##### Extracted records #####

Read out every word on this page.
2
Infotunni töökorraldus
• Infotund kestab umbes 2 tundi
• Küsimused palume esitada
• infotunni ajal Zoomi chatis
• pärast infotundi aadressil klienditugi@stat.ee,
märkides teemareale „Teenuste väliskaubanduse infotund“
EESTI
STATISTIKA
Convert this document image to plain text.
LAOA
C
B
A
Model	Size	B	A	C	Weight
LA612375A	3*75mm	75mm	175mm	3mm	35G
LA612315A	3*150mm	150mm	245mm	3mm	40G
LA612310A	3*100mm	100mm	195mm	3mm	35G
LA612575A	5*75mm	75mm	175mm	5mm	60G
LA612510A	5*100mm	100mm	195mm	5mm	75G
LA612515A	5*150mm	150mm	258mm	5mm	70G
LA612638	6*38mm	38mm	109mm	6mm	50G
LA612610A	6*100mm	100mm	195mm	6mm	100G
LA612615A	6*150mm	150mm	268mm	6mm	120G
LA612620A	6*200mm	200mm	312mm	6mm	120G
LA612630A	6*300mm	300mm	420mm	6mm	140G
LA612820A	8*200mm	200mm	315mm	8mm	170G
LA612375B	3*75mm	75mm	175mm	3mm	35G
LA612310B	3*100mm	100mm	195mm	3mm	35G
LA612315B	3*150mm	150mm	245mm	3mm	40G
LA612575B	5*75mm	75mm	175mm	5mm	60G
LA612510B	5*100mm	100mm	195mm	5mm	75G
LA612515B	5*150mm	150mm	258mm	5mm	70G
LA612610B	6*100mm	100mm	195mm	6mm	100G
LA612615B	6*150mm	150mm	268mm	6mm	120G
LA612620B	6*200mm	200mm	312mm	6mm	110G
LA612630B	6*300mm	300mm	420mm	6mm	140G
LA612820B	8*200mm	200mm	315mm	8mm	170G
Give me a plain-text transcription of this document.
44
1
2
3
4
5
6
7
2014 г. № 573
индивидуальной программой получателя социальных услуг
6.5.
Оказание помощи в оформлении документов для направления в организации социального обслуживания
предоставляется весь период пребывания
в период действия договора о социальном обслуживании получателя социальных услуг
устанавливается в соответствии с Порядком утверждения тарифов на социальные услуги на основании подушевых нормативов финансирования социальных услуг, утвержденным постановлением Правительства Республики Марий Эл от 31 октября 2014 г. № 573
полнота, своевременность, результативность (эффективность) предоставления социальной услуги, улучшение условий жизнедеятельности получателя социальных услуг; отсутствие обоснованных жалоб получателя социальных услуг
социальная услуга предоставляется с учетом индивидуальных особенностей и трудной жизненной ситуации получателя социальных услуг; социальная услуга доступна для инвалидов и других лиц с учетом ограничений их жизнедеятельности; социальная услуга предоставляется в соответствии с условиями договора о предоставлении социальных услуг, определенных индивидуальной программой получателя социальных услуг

#####

**Aim**.
From the entries above, copy out every line where the string "предоставляется" appears.

**Worked solution**.
предоставляется весь период пребывания
социальная услуга предоставляется с учетом индивидуальных особенностей и трудной жизненной ситуации получателя социальных услуг; социальная услуга доступна для инвалидов и других лиц с учетом ограничений их жизнедеятельности; социальная услуга предоставляется в соответствии с условиями договора о предоставлении социальных услуг, определенных индивидуальной программой получателя социальных услуг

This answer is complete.